> _Objective_:
Reproduce the data below line for line, leaving out the picture.

> _Material for the task_:
+===+
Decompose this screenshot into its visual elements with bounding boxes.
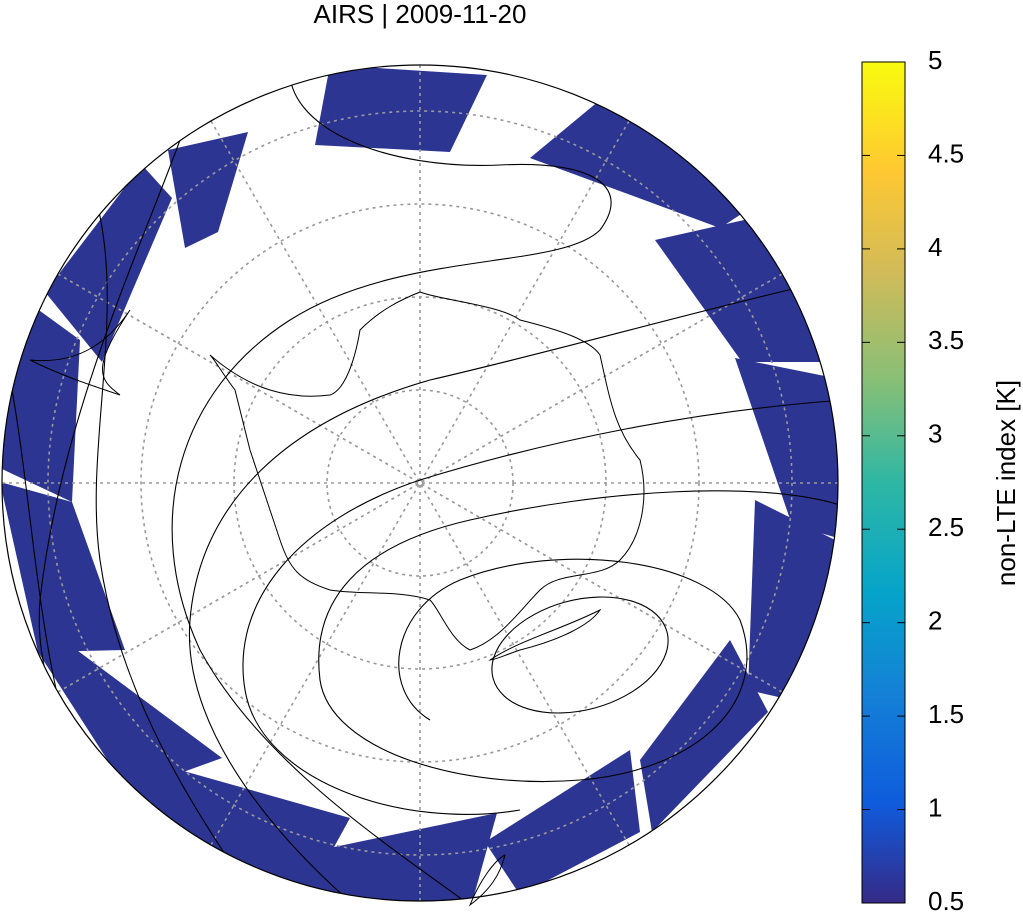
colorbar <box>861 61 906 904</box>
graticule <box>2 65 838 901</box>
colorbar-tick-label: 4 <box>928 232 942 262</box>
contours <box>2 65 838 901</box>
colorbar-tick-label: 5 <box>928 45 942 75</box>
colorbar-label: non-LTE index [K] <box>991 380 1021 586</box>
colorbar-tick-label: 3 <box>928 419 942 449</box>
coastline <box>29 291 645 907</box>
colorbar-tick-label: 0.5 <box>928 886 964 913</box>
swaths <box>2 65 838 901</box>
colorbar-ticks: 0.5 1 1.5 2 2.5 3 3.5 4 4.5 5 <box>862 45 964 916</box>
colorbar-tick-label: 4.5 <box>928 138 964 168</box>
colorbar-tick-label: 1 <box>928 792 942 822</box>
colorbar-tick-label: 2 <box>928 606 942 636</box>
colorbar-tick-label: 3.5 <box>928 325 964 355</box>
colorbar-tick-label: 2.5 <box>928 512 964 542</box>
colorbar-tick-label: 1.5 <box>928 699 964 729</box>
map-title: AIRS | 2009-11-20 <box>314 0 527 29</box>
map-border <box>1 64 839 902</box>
+===+
> _Solution for this exercise_:
Decompose this screenshot into its visual elements with bounding boxes.
colorbar <box>861 61 906 904</box>
graticule <box>2 65 838 901</box>
colorbar-tick-label: 4 <box>928 232 942 262</box>
contours <box>2 65 838 901</box>
colorbar-tick-label: 5 <box>928 45 942 75</box>
colorbar-label: non-LTE index [K] <box>991 380 1021 586</box>
colorbar-tick-label: 3 <box>928 419 942 449</box>
coastline <box>29 291 645 907</box>
colorbar-tick-label: 0.5 <box>928 886 964 913</box>
swaths <box>2 65 838 901</box>
colorbar-ticks: 0.5 1 1.5 2 2.5 3 3.5 4 4.5 5 <box>862 45 964 916</box>
colorbar-tick-label: 4.5 <box>928 138 964 168</box>
colorbar-tick-label: 1 <box>928 792 942 822</box>
colorbar-tick-label: 2 <box>928 606 942 636</box>
colorbar-tick-label: 3.5 <box>928 325 964 355</box>
colorbar-tick-label: 2.5 <box>928 512 964 542</box>
colorbar-tick-label: 1.5 <box>928 699 964 729</box>
map-title: AIRS | 2009-11-20 <box>314 0 527 29</box>
map-border <box>1 64 839 902</box>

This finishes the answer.